- PROMPT 1
Swap "significance-label" for "sig-label" throughout the records below, changing nothing else, and leave the pictures out of your copy.

- SELECTION
========

Does Social Media Analytics Pass The Monday Morning Test?

Is it actionable, prescriptive, pointing you to the right next step? Or is it more in the realm of data summaries – descriptive, maybe even interesting, but leaving you wondering what to do next?

I have been curious about this question for a while so when the AMA invited me for a webcast titled “Social Media Analytics” by Coremetrics, I tuned in.

Well, to make a long story short, the answer to my original question is NO (at least based on this webcast). No Monday Morning Analytics here, just basic reporting.

The time spent on the webcast wasn’t a waste, however. I learned a few interesting tidbits about what online marketers are thinking about these days and how they are “instrumenting” their sites to collect more detailed data. 

  • Social media sites like Facebook and Twitter seem to be considered by marketers as just another marketing channel, along with email, paid search ads on search engines, and display ads at third-party websites like nytimes.com or espn.com
  • In all these channels, they run ads of different types and measure “conversions” i.e. how effective are the ads in enticing browsers/searchers to do something that the advertiser wants them to do e.g., buy product, sign up for newsletter, register.
  • The key “new thing” here seems to be the realization that people interact with and are exposed to a particular brand on multiple occasions before they actually “convert”.
    • Scenario: Prospect views a video (produced by brand X) on a social site, gives it a thumbs-up, but doesn’t click on a nearby “learn more” button. Couple of days later, she types in brand X into Google and clicks on an ad paid for by the brand.
    • If we ignore the impression made by the video on the prospect, we will give all the credit for the conversion to the search ad.  We may even take budget from producing video ads and give it to paid search but that, of course, could well hurt our business.
  • So what is the solution?  Measure “view throughs”, not just “click throughs”.
    • Embed Javascript tracking code (helpfully provided by Coremetrics and similar vendors, I suppose) into every ad. This is called an “impression tag”.
    • The first time a web-surfer interacts with any of your ads, a surfer-specific cookie is dropped onto their machine, along with an impression cookie (or tag) for that particular ad.

========

- PROMPT 2
According to the post on social media analytics, what is the Javascript tracking code embedded into every ad called?

Records contained in a dataset
========

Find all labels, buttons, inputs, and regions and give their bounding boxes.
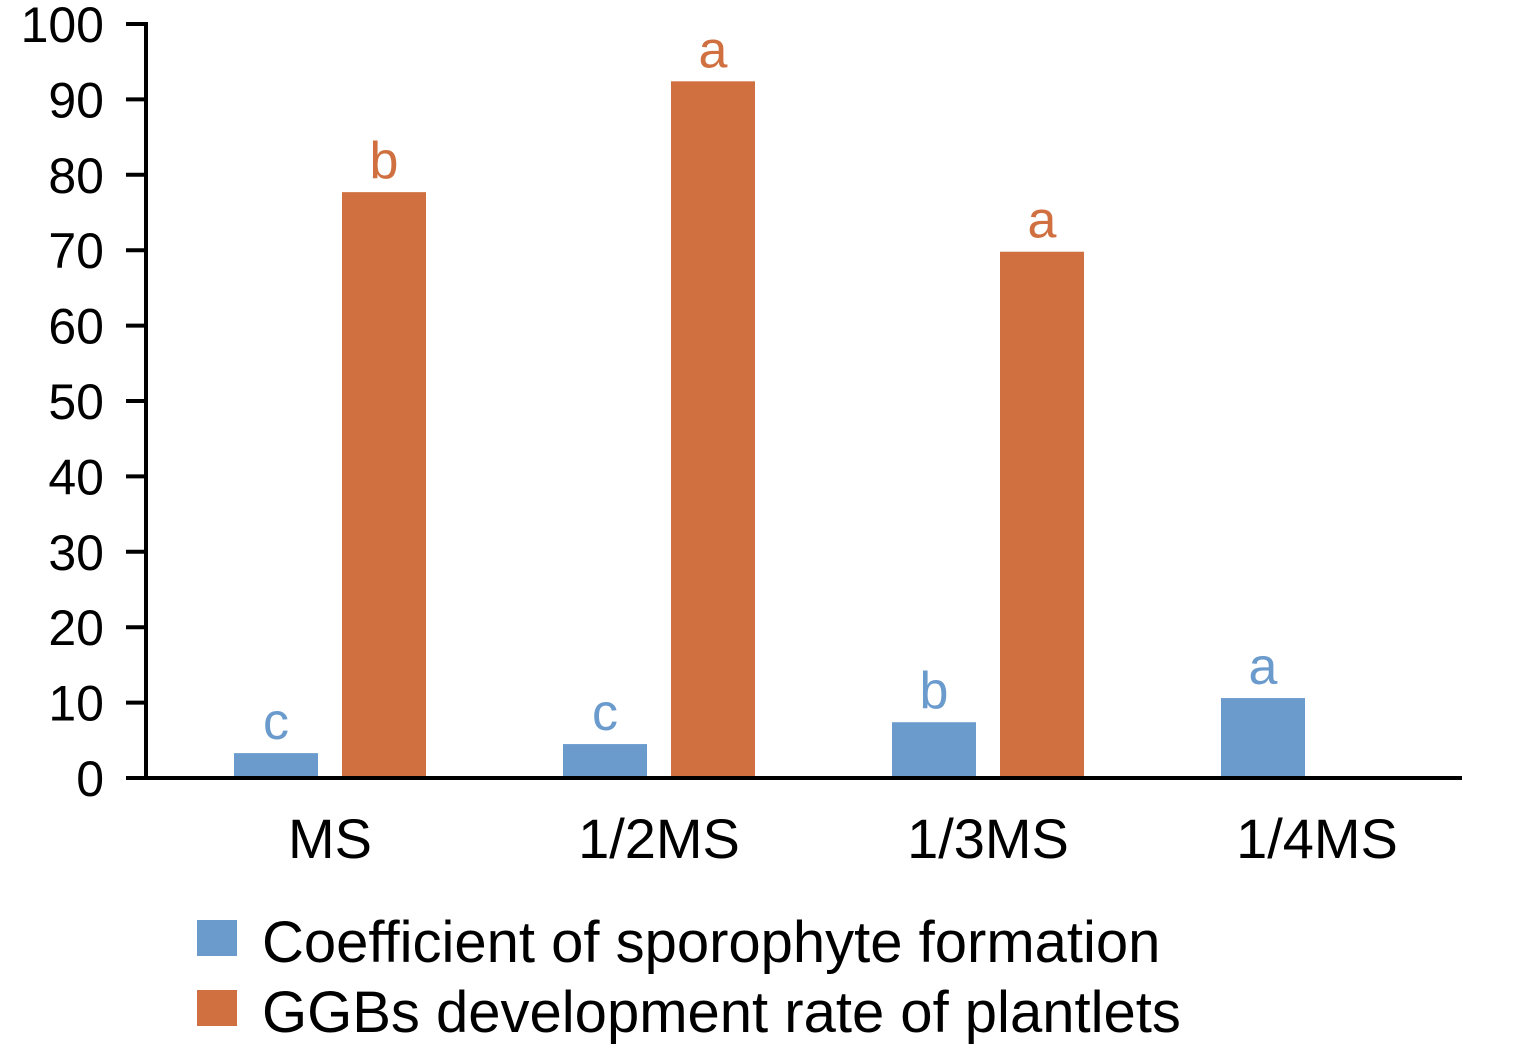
y-tick-label: 90 <box>48 72 104 128</box>
y-tick-label: 100 <box>21 0 104 53</box>
significance-label: a <box>1028 192 1057 250</box>
bar-1-3MS-series0 <box>892 722 976 778</box>
legend-label-ggbs: GGBs development rate of plantlets <box>262 980 1181 1045</box>
y-tick-label: 0 <box>76 751 104 807</box>
significance-label: c <box>263 693 289 751</box>
y-axis: 0 10 20 30 40 50 60 70 80 90 100 <box>21 0 148 807</box>
x-tick-label: MS <box>288 807 372 870</box>
significance-label: a <box>1249 638 1278 696</box>
legend-swatch-sporophyte <box>197 920 237 956</box>
bar-MS-series1 <box>342 192 426 779</box>
y-tick-label: 30 <box>48 525 104 581</box>
legend-swatch-ggbs <box>197 990 237 1026</box>
x-tick-label: 1/4MS <box>1236 807 1398 870</box>
bar-MS-series0 <box>234 753 318 778</box>
y-tick-label: 20 <box>48 600 104 656</box>
significance-label: b <box>370 132 399 190</box>
bar-1-2MS-series1 <box>671 81 755 778</box>
y-tick-label: 80 <box>48 148 104 204</box>
legend-label-sporophyte: Coefficient of sporophyte formation <box>262 910 1160 975</box>
bar-1-3MS-series1 <box>1000 251 1084 778</box>
bar-1-2MS-series0 <box>563 744 647 778</box>
y-tick-label: 10 <box>48 676 104 732</box>
significance-label: c <box>592 684 618 742</box>
x-tick-label: 1/2MS <box>578 807 740 870</box>
y-tick-label: 70 <box>48 223 104 279</box>
significance-label: b <box>920 662 949 720</box>
x-axis: MS 1/2MS 1/3MS 1/4MS <box>144 776 1462 870</box>
y-tick-label: 60 <box>48 299 104 355</box>
x-tick-label: 1/3MS <box>907 807 1069 870</box>
legend: Coefficient of sporophyte formation GGBs… <box>197 910 1181 1045</box>
y-tick-label: 40 <box>48 449 104 505</box>
y-tick-label: 50 <box>48 374 104 430</box>
significance-label: a <box>699 21 728 79</box>
bars: c c b a b a a <box>234 21 1305 779</box>
bar-1-4MS-series0 <box>1221 698 1305 778</box>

========

- RESULT 1
Find all labels, buttons, inputs, and regions and give their bounding boxes.
y-tick-label: 90 <box>48 72 104 128</box>
y-tick-label: 100 <box>21 0 104 53</box>
sig-label: a <box>1028 192 1057 250</box>
bar-1-3MS-series0 <box>892 722 976 778</box>
legend-label-ggbs: GGBs development rate of plantlets <box>262 980 1181 1045</box>
y-tick-label: 0 <box>76 751 104 807</box>
sig-label: c <box>263 693 289 751</box>
y-axis: 0 10 20 30 40 50 60 70 80 90 100 <box>21 0 148 807</box>
x-tick-label: MS <box>288 807 372 870</box>
sig-label: a <box>1249 638 1278 696</box>
legend-swatch-sporophyte <box>197 920 237 956</box>
bar-MS-series1 <box>342 192 426 779</box>
y-tick-label: 30 <box>48 525 104 581</box>
legend-swatch-ggbs <box>197 990 237 1026</box>
x-tick-label: 1/4MS <box>1236 807 1398 870</box>
bar-MS-series0 <box>234 753 318 778</box>
y-tick-label: 20 <box>48 600 104 656</box>
sig-label: b <box>370 132 399 190</box>
bar-1-2MS-series1 <box>671 81 755 778</box>
y-tick-label: 80 <box>48 148 104 204</box>
legend-label-sporophyte: Coefficient of sporophyte formation <box>262 910 1160 975</box>
bar-1-3MS-series1 <box>1000 251 1084 778</box>
bar-1-2MS-series0 <box>563 744 647 778</box>
y-tick-label: 10 <box>48 676 104 732</box>
sig-label: c <box>592 684 618 742</box>
x-tick-label: 1/2MS <box>578 807 740 870</box>
y-tick-label: 70 <box>48 223 104 279</box>
sig-label: b <box>920 662 949 720</box>
x-axis: MS 1/2MS 1/3MS 1/4MS <box>144 776 1462 870</box>
y-tick-label: 60 <box>48 299 104 355</box>
x-tick-label: 1/3MS <box>907 807 1069 870</box>
legend: Coefficient of sporophyte formation GGBs… <box>197 910 1181 1045</box>
y-tick-label: 40 <box>48 449 104 505</box>
y-tick-label: 50 <box>48 374 104 430</box>
sig-label: a <box>699 21 728 79</box>
bars: c c b a b a a <box>234 21 1305 779</box>
bar-1-4MS-series0 <box>1221 698 1305 778</box>

- RESULT 2
An impression tag.